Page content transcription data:
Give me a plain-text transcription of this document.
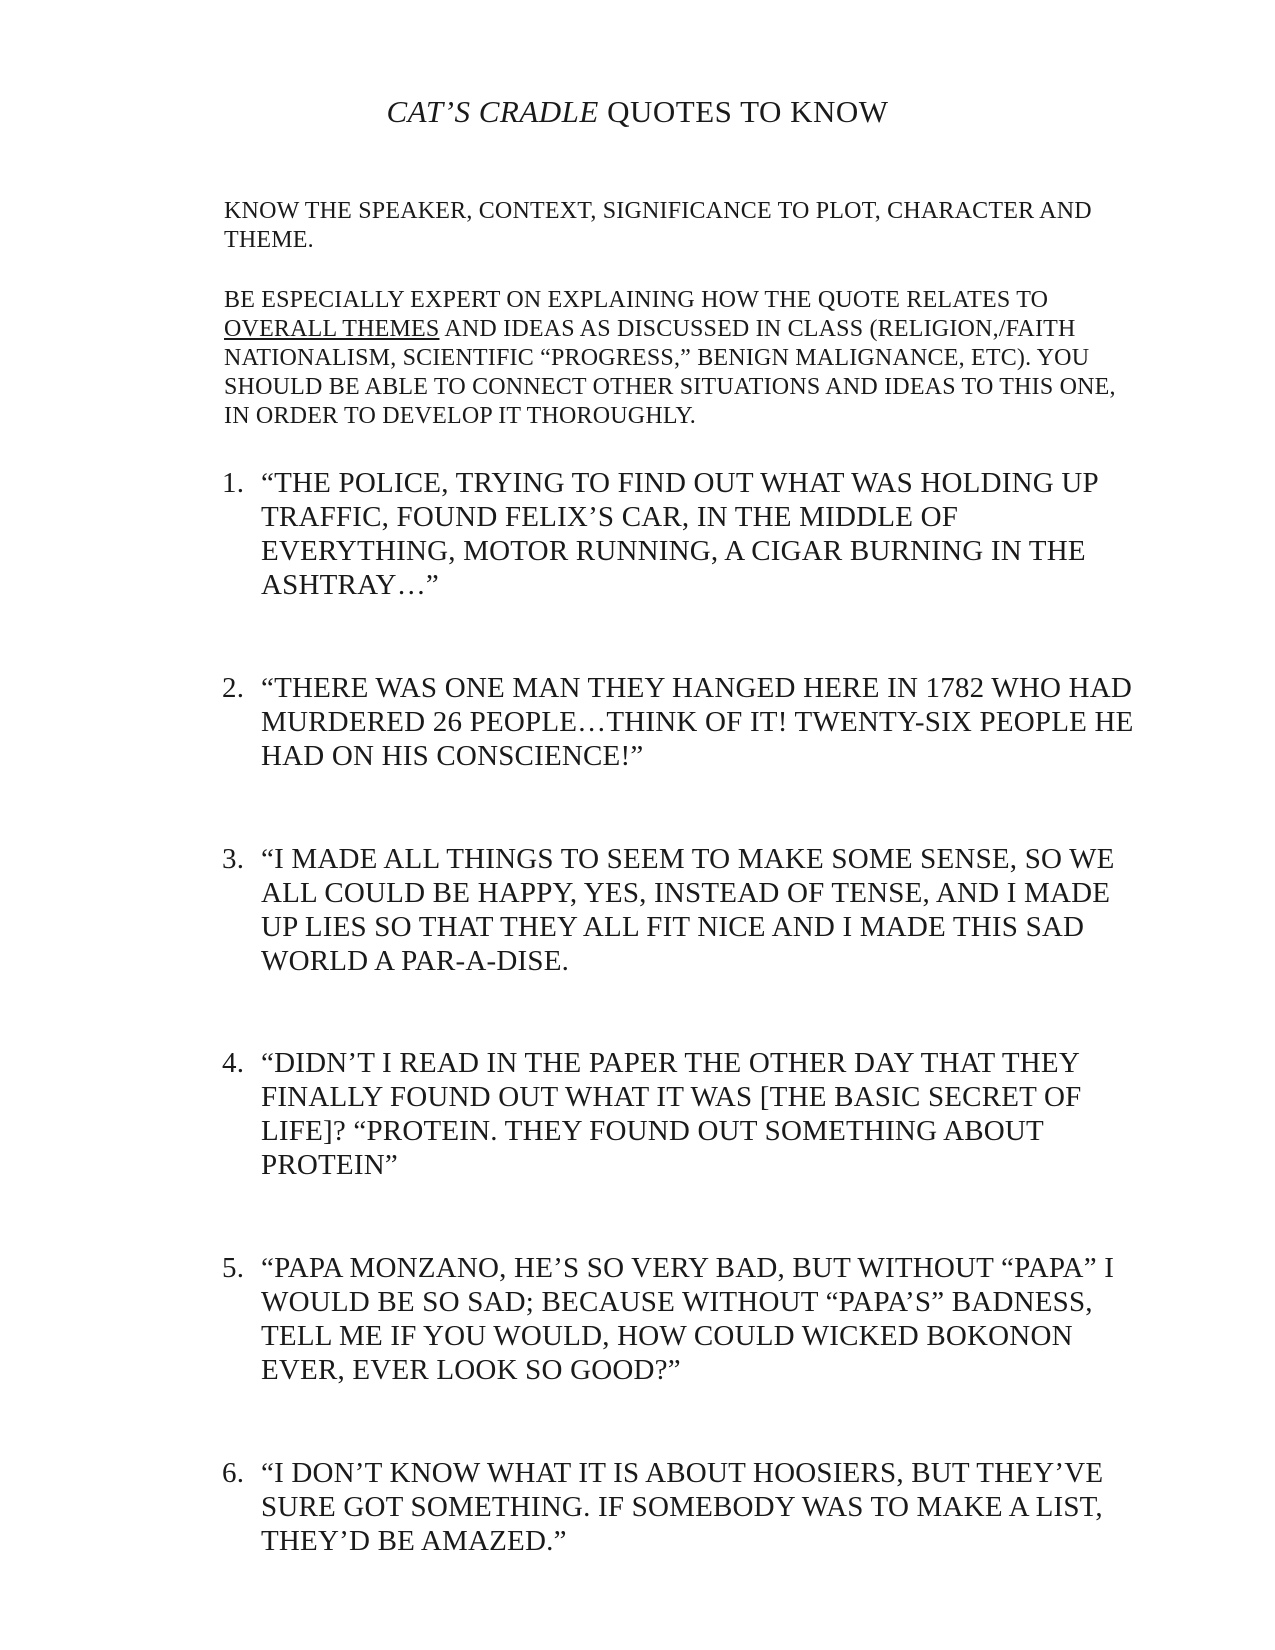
CAT’S CRADLE QUOTES TO KNOW

KNOW THE SPEAKER, CONTEXT, SIGNIFICANCE TO PLOT, CHARACTER AND THEME.

BE ESPECIALLY EXPERT ON EXPLAINING HOW THE QUOTE RELATES TO OVERALL THEMES AND IDEAS AS DISCUSSED IN CLASS (RELIGION,/FAITH NATIONALISM, SCIENTIFIC “PROGRESS,” BENIGN MALIGNANCE, ETC). YOU SHOULD BE ABLE TO CONNECT OTHER SITUATIONS AND IDEAS TO THIS ONE, IN ORDER TO DEVELOP IT THOROUGHLY.

1. “THE POLICE, TRYING TO FIND OUT WHAT WAS HOLDING UP TRAFFIC, FOUND FELIX’S CAR, IN THE MIDDLE OF EVERYTHING, MOTOR RUNNING, A CIGAR BURNING IN THE ASHTRAY…”
2. “THERE WAS ONE MAN THEY HANGED HERE IN 1782 WHO HAD MURDERED 26 PEOPLE…THINK OF IT! TWENTY-SIX PEOPLE HE HAD ON HIS CONSCIENCE!”
3. “I MADE ALL THINGS TO SEEM TO MAKE SOME SENSE, SO WE ALL COULD BE HAPPY, YES, INSTEAD OF TENSE, AND I MADE UP LIES SO THAT THEY ALL FIT NICE AND I MADE THIS SAD WORLD A PAR-A-DISE.
4. “DIDN’T I READ IN THE PAPER THE OTHER DAY THAT THEY FINALLY FOUND OUT WHAT IT WAS [THE BASIC SECRET OF LIFE]? “PROTEIN. THEY FOUND OUT SOMETHING ABOUT PROTEIN”
5. “PAPA MONZANO, HE’S SO VERY BAD, BUT WITHOUT “PAPA” I WOULD BE SO SAD; BECAUSE WITHOUT “PAPA’S” BADNESS, TELL ME IF YOU WOULD, HOW COULD WICKED BOKONON EVER, EVER LOOK SO GOOD?”
6. “I DON’T KNOW WHAT IT IS ABOUT HOOSIERS, BUT THEY’VE SURE GOT SOMETHING. IF SOMEBODY WAS TO MAKE A LIST, THEY’D BE AMAZED.”
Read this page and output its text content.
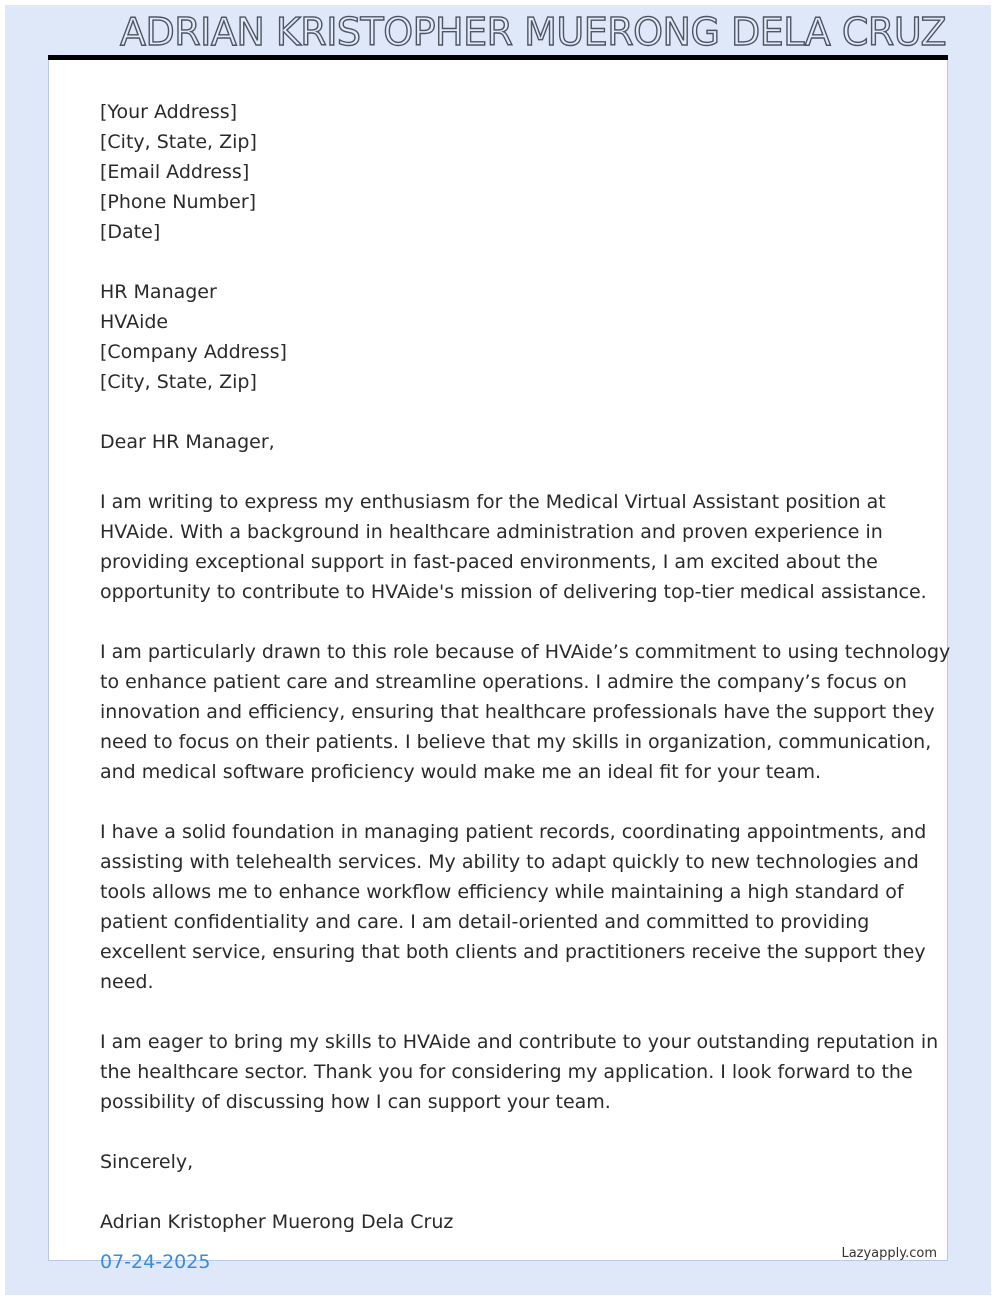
ADRIAN KRISTOPHER MUERONG DELA CRUZ
[Your Address]
[City, State, Zip]
[Email Address]
[Phone Number]
[Date]
HR Manager
HVAide
[Company Address]
[City, State, Zip]
Dear HR Manager,
I am writing to express my enthusiasm for the Medical Virtual Assistant position at
HVAide. With a background in healthcare administration and proven experience in
providing exceptional support in fast-paced environments, I am excited about the
opportunity to contribute to HVAide's mission of delivering top-tier medical assistance.
I am particularly drawn to this role because of HVAide’s commitment to using technology
to enhance patient care and streamline operations. I admire the company’s focus on
innovation and efficiency, ensuring that healthcare professionals have the support they
need to focus on their patients. I believe that my skills in organization, communication,
and medical software proficiency would make me an ideal fit for your team.
I have a solid foundation in managing patient records, coordinating appointments, and
assisting with telehealth services. My ability to adapt quickly to new technologies and
tools allows me to enhance workflow efficiency while maintaining a high standard of
patient confidentiality and care. I am detail-oriented and committed to providing
excellent service, ensuring that both clients and practitioners receive the support they
need.
I am eager to bring my skills to HVAide and contribute to your outstanding reputation in
the healthcare sector. Thank you for considering my application. I look forward to the
possibility of discussing how I can support your team.
Sincerely,
Adrian Kristopher Muerong Dela Cruz
07-24-2025	Lazyapply.com
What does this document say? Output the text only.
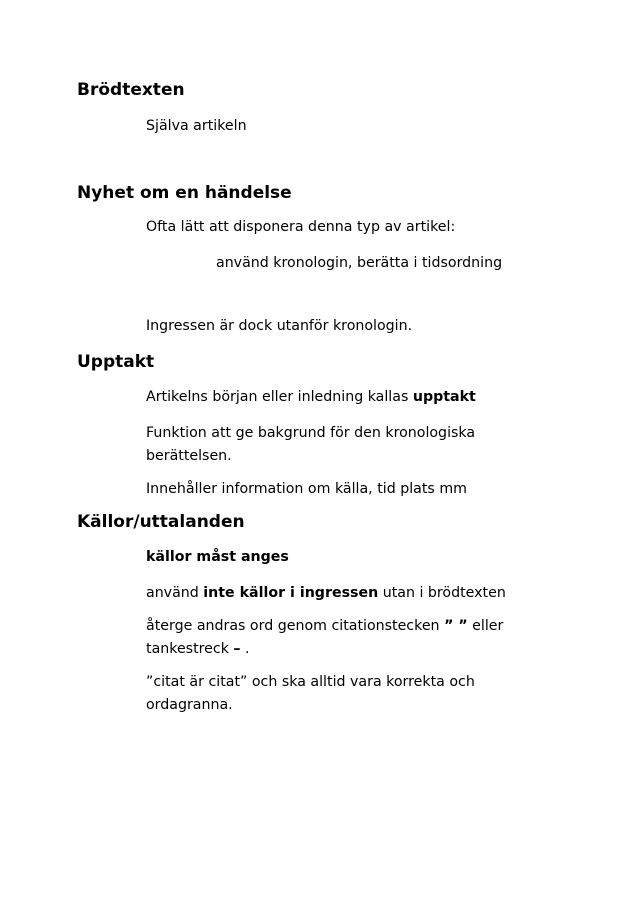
Brödtexten

Själva artikeln

Nyhet om en händelse

Ofta lätt att disponera denna typ av artikel:

använd kronologin, berätta i tidsordning

Ingressen är dock utanför kronologin.

Upptakt

Artikelns början eller inledning kallas upptakt

Funktion att ge bakgrund för den kronologiska

berättelsen.

Innehåller information om källa, tid plats mm

Källor/uttalanden

källor måst anges

använd inte källor i ingressen utan i brödtexten

återge andras ord genom citationstecken ” ” eller

tankestreck – .

”citat är citat” och ska alltid vara korrekta och

ordagranna.
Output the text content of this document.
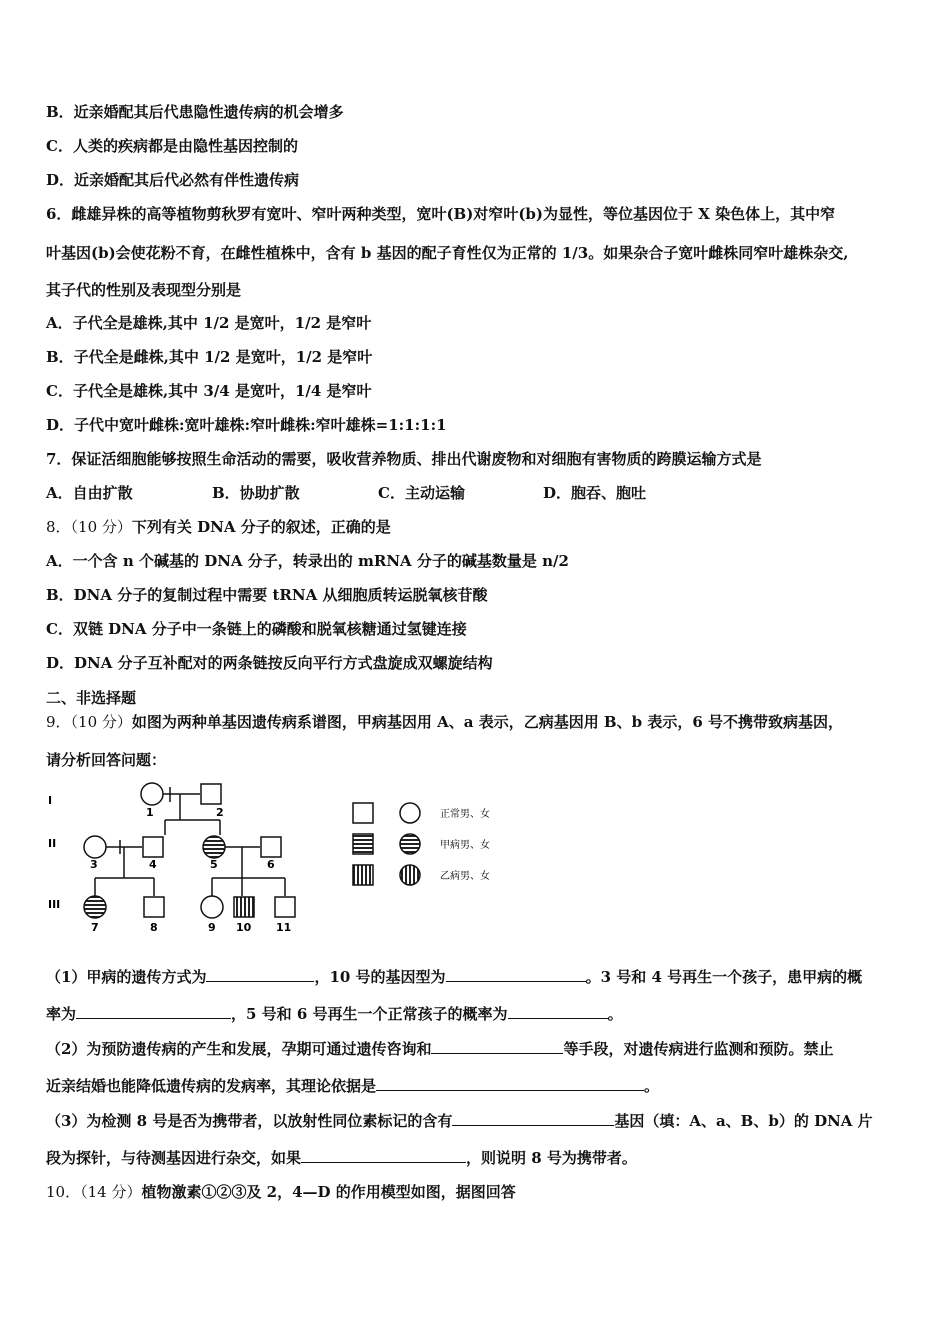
B．近亲婚配其后代患隐性遗传病的机会增多
C．人类的疾病都是由隐性基因控制的
D．近亲婚配其后代必然有伴性遗传病
6．雌雄异株的高等植物剪秋罗有宽叶、窄叶两种类型，宽叶(B)对窄叶(b)为显性，等位基因位于 X 染色体上，其中窄
叶基因(b)会使花粉不育，在雌性植株中，含有 b 基因的配子育性仅为正常的 1/3。如果杂合子宽叶雌株同窄叶雄株杂交,
其子代的性别及表现型分别是
A．子代全是雄株,其中 1/2 是宽叶，1/2 是窄叶
B．子代全是雌株,其中 1/2 是宽叶，1/2 是窄叶
C．子代全是雄株,其中 3/4 是宽叶，1/4 是窄叶
D．子代中宽叶雌株:宽叶雄株:窄叶雌株:窄叶雄株=1:1:1:1
7．保证活细胞能够按照生命活动的需要，吸收营养物质、排出代谢废物和对细胞有害物质的跨膜运输方式是
A．自由扩散	B．协助扩散	C．主动运输	D．胞吞、胞吐
8．（10 分）下列有关 DNA 分子的叙述，正确的是
A．一个含 n 个碱基的 DNA 分子，转录出的 mRNA 分子的碱基数量是 n/2
B．DNA 分子的复制过程中需要 tRNA 从细胞质转运脱氧核苷酸
C．双链 DNA 分子中一条链上的磷酸和脱氧核糖通过氢键连接
D．DNA 分子互补配对的两条链按反向平行方式盘旋成双螺旋结构
二、非选择题
9．（10 分）如图为两种单基因遗传病系谱图，甲病基因用 A、a 表示，乙病基因用 B、b 表示，6 号不携带致病基因，
请分析回答问题：
I
II
III
1	2
3	4	5	6
7	8	9 10 11
正常男、女
甲病男、女
乙病男、女
（1）甲病的遗传方式为	，10 号的基因型为	。3 号和 4 号再生一个孩子，患甲病的概
率为	，5 号和 6 号再生一个正常孩子的概率为	。
（2）为预防遗传病的产生和发展，孕期可通过遗传咨询和	等手段，对遗传病进行监测和预防。禁止
近亲结婚也能降低遗传病的发病率，其理论依据是	。
（3）为检测 8 号是否为携带者，以放射性同位素标记的含有	基因（填：A、a、B、b）的 DNA 片
段为探针，与待测基因进行杂交，如果	，则说明 8 号为携带者。
10．（14 分）植物激素①②③及 2，4—D 的作用模型如图，据图回答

▶ **PROMPT**
Pictures must be left out when the records are transcribed exactly.

▶ **TASK RESULT**
Give me a plain-text transcription of this document.
CAT’S CRADLE QUOTES TO KNOW

KNOW THE SPEAKER, CONTEXT, SIGNIFICANCE TO PLOT, CHARACTER AND THEME.

BE ESPECIALLY EXPERT ON EXPLAINING HOW THE QUOTE RELATES TO OVERALL THEMES AND IDEAS AS DISCUSSED IN CLASS (RELIGION,/FAITH NATIONALISM, SCIENTIFIC “PROGRESS,” BENIGN MALIGNANCE, ETC). YOU SHOULD BE ABLE TO CONNECT OTHER SITUATIONS AND IDEAS TO THIS ONE, IN ORDER TO DEVELOP IT THOROUGHLY.

1. “THE POLICE, TRYING TO FIND OUT WHAT WAS HOLDING UP TRAFFIC, FOUND FELIX’S CAR, IN THE MIDDLE OF EVERYTHING, MOTOR RUNNING, A CIGAR BURNING IN THE ASHTRAY…”
2. “THERE WAS ONE MAN THEY HANGED HERE IN 1782 WHO HAD MURDERED 26 PEOPLE…THINK OF IT! TWENTY-SIX PEOPLE HE HAD ON HIS CONSCIENCE!”
3. “I MADE ALL THINGS TO SEEM TO MAKE SOME SENSE, SO WE ALL COULD BE HAPPY, YES, INSTEAD OF TENSE, AND I MADE UP LIES SO THAT THEY ALL FIT NICE AND I MADE THIS SAD WORLD A PAR-A-DISE.
4. “DIDN’T I READ IN THE PAPER THE OTHER DAY THAT THEY FINALLY FOUND OUT WHAT IT WAS [THE BASIC SECRET OF LIFE]? “PROTEIN. THEY FOUND OUT SOMETHING ABOUT PROTEIN”
5. “PAPA MONZANO, HE’S SO VERY BAD, BUT WITHOUT “PAPA” I WOULD BE SO SAD; BECAUSE WITHOUT “PAPA’S” BADNESS, TELL ME IF YOU WOULD, HOW COULD WICKED BOKONON EVER, EVER LOOK SO GOOD?”
6. “I DON’T KNOW WHAT IT IS ABOUT HOOSIERS, BUT THEY’VE SURE GOT SOMETHING. IF SOMEBODY WAS TO MAKE A LIST, THEY’D BE AMAZED.”
Read this page and output its text content.
ADRIAN KRISTOPHER MUERONG DELA CRUZ
[Your Address]
[City, State, Zip]
[Email Address]
[Phone Number]
[Date]
HR Manager
HVAide
[Company Address]
[City, State, Zip]
Dear HR Manager,
I am writing to express my enthusiasm for the Medical Virtual Assistant position at
HVAide. With a background in healthcare administration and proven experience in
providing exceptional support in fast-paced environments, I am excited about the
opportunity to contribute to HVAide's mission of delivering top-tier medical assistance.
I am particularly drawn to this role because of HVAide’s commitment to using technology
to enhance patient care and streamline operations. I admire the company’s focus on
innovation and efficiency, ensuring that healthcare professionals have the support they
need to focus on their patients. I believe that my skills in organization, communication,
and medical software proficiency would make me an ideal fit for your team.
I have a solid foundation in managing patient records, coordinating appointments, and
assisting with telehealth services. My ability to adapt quickly to new technologies and
tools allows me to enhance workflow efficiency while maintaining a high standard of
patient confidentiality and care. I am detail-oriented and committed to providing
excellent service, ensuring that both clients and practitioners receive the support they
need.
I am eager to bring my skills to HVAide and contribute to your outstanding reputation in
the healthcare sector. Thank you for considering my application. I look forward to the
possibility of discussing how I can support your team.
Sincerely,
Adrian Kristopher Muerong Dela Cruz
07-24-2025	Lazyapply.com
What does this document say? Output the text only.
Brödtexten

Själva artikeln

Nyhet om en händelse

Ofta lätt att disponera denna typ av artikel:

använd kronologin, berätta i tidsordning

Ingressen är dock utanför kronologin.

Upptakt

Artikelns början eller inledning kallas upptakt

Funktion att ge bakgrund för den kronologiska

berättelsen.

Innehåller information om källa, tid plats mm

Källor/uttalanden

källor måst anges

använd inte källor i ingressen utan i brödtexten

återge andras ord genom citationstecken ” ” eller

tankestreck – .

”citat är citat” och ska alltid vara korrekta och

ordagranna.
Output the text content of this document.
B．近亲婚配其后代患隐性遗传病的机会增多
C．人类的疾病都是由隐性基因控制的
D．近亲婚配其后代必然有伴性遗传病
6．雌雄异株的高等植物剪秋罗有宽叶、窄叶两种类型，宽叶(B)对窄叶(b)为显性，等位基因位于 X 染色体上，其中窄
叶基因(b)会使花粉不育，在雌性植株中，含有 b 基因的配子育性仅为正常的 1/3。如果杂合子宽叶雌株同窄叶雄株杂交,
其子代的性别及表现型分别是
A．子代全是雄株,其中 1/2 是宽叶，1/2 是窄叶
B．子代全是雌株,其中 1/2 是宽叶，1/2 是窄叶
C．子代全是雄株,其中 3/4 是宽叶，1/4 是窄叶
D．子代中宽叶雌株:宽叶雄株:窄叶雌株:窄叶雄株=1:1:1:1
7．保证活细胞能够按照生命活动的需要，吸收营养物质、排出代谢废物和对细胞有害物质的跨膜运输方式是
A．自由扩散	B．协助扩散	C．主动运输	D．胞吞、胞吐
8．（10 分）下列有关 DNA 分子的叙述，正确的是
A．一个含 n 个碱基的 DNA 分子，转录出的 mRNA 分子的碱基数量是 n/2
B．DNA 分子的复制过程中需要 tRNA 从细胞质转运脱氧核苷酸
C．双链 DNA 分子中一条链上的磷酸和脱氧核糖通过氢键连接
D．DNA 分子互补配对的两条链按反向平行方式盘旋成双螺旋结构
二、非选择题
9．（10 分）如图为两种单基因遗传病系谱图，甲病基因用 A、a 表示，乙病基因用 B、b 表示，6 号不携带致病基因，
请分析回答问题：
I
II
III
1	2
3	4	5	6
7	8	9 10 11
正常男、女
甲病男、女
乙病男、女
（1）甲病的遗传方式为	，10 号的基因型为	。3 号和 4 号再生一个孩子，患甲病的概
率为	，5 号和 6 号再生一个正常孩子的概率为	。
（2）为预防遗传病的产生和发展，孕期可通过遗传咨询和	等手段，对遗传病进行监测和预防。禁止
近亲结婚也能降低遗传病的发病率，其理论依据是	。
（3）为检测 8 号是否为携带者，以放射性同位素标记的含有	基因（填：A、a、B、b）的 DNA 片
段为探针，与待测基因进行杂交，如果	，则说明 8 号为携带者。
10．（14 分）植物激素①②③及 2，4—D 的作用模型如图，据图回答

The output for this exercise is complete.